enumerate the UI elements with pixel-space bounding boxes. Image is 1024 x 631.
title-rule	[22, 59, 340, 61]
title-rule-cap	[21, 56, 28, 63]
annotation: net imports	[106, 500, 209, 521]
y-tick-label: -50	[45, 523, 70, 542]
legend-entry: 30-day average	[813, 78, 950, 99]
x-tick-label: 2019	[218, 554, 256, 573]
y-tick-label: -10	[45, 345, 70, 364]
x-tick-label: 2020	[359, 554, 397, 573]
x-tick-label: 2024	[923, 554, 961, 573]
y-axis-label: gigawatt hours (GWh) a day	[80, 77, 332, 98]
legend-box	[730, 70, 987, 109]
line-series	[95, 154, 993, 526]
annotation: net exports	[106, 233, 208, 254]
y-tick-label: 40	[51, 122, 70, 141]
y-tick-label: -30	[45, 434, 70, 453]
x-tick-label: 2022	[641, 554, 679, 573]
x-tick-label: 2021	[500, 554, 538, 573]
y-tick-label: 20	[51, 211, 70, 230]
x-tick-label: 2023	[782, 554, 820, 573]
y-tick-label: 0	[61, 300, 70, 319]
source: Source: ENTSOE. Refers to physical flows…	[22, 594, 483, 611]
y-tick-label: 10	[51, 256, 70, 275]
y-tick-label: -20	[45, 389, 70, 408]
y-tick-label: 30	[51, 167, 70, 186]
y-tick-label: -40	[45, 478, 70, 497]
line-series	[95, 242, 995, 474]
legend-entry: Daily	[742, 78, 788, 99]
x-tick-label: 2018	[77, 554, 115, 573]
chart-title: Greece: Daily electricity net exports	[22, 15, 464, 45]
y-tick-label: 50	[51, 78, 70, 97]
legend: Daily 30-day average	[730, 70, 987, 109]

============================================================

§ Exercise directions:
Copy out every row above, from the very first one down to the row containing "345, 70, 364]", including that row.

§ Exercise solution:
enumerate the UI elements with pixel-space bounding boxes. Image is 1024 x 631.
title-rule	[22, 59, 340, 61]
title-rule-cap	[21, 56, 28, 63]
annotation: net imports	[106, 500, 209, 521]
y-tick-label: -50	[45, 523, 70, 542]
legend-entry: 30-day average	[813, 78, 950, 99]
x-tick-label: 2019	[218, 554, 256, 573]
y-tick-label: -10	[45, 345, 70, 364]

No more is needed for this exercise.